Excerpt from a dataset

════════

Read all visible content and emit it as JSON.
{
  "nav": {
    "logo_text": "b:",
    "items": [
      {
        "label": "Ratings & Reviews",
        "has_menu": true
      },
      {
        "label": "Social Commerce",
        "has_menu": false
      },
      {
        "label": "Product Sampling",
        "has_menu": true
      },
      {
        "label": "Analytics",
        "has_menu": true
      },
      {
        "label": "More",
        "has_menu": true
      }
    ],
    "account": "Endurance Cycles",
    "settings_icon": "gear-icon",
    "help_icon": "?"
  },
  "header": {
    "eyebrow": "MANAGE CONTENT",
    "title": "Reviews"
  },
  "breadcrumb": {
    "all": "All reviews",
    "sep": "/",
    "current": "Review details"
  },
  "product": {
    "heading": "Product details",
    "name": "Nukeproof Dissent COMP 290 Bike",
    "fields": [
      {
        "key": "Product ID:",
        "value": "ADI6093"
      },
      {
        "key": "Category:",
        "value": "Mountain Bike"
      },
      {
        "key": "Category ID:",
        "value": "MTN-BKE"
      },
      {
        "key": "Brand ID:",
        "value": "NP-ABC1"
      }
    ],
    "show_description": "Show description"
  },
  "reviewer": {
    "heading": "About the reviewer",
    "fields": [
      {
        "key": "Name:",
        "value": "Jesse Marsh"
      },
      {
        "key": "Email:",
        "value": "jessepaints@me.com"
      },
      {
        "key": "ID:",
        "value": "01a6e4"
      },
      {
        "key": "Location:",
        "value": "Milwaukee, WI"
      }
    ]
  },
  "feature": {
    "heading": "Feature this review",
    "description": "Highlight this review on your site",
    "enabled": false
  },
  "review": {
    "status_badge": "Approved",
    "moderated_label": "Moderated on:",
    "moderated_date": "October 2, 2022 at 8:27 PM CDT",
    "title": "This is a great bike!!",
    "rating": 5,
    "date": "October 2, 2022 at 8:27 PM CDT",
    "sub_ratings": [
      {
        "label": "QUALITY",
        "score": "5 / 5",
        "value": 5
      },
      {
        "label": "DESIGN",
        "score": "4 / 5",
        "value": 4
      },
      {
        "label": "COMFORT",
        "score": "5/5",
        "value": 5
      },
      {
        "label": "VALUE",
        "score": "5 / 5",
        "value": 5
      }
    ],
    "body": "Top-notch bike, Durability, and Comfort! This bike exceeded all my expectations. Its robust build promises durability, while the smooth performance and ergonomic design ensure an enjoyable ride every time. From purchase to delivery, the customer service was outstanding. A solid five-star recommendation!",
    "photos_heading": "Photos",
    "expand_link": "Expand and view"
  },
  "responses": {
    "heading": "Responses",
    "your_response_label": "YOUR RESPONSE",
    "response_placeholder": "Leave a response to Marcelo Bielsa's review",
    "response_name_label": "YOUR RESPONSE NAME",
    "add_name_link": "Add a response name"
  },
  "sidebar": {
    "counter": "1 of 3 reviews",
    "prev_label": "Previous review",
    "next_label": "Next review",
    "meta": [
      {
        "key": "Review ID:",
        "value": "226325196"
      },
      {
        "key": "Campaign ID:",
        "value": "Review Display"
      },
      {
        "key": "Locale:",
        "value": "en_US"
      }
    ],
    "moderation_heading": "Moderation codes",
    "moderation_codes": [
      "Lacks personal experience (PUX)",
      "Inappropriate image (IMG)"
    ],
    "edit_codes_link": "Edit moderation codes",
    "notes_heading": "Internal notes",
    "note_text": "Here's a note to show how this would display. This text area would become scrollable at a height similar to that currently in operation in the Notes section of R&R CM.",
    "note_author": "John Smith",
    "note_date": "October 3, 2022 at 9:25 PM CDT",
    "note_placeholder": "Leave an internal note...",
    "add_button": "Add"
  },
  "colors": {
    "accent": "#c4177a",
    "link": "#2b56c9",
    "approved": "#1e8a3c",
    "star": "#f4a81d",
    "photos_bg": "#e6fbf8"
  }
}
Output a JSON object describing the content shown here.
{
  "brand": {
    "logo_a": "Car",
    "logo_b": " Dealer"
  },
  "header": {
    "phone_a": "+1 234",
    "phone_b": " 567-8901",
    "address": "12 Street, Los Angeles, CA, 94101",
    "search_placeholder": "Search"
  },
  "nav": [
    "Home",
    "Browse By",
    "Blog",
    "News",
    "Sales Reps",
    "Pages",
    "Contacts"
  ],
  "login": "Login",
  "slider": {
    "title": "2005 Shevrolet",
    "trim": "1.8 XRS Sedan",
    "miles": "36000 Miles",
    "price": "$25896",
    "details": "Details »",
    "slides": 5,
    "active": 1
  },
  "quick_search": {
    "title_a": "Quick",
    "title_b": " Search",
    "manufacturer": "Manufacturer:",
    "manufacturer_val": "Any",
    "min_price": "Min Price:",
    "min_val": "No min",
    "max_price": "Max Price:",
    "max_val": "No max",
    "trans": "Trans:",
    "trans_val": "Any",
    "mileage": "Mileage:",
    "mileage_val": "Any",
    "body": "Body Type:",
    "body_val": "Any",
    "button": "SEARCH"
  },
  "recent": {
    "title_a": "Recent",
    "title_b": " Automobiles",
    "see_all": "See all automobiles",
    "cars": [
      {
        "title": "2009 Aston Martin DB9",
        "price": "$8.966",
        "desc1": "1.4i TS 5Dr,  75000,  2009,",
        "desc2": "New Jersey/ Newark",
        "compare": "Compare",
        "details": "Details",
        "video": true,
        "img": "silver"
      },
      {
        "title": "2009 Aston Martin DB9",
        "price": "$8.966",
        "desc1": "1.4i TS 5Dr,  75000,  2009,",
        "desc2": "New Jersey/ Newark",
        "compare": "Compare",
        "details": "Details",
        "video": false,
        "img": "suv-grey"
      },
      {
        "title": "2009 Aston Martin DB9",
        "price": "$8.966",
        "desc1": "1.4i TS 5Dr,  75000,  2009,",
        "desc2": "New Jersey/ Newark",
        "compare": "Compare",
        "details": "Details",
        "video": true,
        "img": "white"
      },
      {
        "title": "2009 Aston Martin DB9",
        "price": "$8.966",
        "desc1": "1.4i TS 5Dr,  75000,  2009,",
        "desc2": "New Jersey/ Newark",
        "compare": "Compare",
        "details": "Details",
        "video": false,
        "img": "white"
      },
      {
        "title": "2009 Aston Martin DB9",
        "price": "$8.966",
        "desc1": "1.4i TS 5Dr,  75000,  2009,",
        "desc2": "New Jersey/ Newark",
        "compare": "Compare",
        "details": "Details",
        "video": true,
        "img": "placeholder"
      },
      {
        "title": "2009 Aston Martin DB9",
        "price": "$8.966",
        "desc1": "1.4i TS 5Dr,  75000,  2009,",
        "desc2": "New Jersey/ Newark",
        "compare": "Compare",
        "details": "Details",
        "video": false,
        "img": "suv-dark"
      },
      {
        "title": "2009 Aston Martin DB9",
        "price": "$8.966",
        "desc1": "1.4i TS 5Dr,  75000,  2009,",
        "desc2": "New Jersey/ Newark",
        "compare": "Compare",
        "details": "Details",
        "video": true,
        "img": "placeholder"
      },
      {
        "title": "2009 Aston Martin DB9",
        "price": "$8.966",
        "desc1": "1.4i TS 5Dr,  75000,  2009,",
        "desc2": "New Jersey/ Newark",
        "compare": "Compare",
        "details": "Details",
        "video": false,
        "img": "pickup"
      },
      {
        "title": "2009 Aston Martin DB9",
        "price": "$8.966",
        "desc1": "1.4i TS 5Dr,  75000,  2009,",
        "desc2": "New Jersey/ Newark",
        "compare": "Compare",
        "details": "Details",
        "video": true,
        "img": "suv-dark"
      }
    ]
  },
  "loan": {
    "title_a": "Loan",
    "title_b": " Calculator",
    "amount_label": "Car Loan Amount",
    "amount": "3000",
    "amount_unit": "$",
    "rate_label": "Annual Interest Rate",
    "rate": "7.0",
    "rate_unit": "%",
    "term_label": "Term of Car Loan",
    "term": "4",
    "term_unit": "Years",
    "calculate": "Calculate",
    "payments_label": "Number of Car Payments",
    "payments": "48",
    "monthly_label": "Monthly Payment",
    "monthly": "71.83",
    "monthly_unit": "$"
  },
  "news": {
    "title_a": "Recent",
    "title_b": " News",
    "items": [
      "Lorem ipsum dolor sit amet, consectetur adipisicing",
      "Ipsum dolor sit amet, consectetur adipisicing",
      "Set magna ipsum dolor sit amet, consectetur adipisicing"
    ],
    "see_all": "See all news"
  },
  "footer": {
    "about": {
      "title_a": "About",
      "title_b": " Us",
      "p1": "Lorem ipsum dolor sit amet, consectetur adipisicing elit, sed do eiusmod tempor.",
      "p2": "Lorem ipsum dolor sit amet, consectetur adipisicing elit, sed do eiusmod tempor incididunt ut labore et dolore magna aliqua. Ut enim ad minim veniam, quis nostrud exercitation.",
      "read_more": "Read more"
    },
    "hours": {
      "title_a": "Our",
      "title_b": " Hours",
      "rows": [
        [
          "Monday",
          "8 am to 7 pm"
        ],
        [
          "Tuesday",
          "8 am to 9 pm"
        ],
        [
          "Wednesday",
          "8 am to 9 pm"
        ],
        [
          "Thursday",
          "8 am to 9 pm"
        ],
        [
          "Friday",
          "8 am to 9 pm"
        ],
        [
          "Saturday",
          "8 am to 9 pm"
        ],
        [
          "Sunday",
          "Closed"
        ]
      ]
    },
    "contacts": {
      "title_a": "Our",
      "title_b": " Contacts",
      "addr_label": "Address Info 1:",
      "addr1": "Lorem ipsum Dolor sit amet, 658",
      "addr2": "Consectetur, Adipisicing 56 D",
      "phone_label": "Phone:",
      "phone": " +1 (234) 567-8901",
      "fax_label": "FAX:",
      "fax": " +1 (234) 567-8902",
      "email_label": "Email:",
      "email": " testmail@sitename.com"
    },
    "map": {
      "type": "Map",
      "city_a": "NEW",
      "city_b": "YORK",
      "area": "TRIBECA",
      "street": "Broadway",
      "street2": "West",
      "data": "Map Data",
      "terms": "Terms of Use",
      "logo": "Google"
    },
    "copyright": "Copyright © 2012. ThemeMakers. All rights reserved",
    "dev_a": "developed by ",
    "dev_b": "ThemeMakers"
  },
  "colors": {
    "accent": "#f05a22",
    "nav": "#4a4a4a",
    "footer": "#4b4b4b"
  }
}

════════

▶ YOUR OBJECTIVE
For the data above, state how many lines contain "description"; the number is the whole answer.

▶ SOLUTION TO THIS PROBLEM
2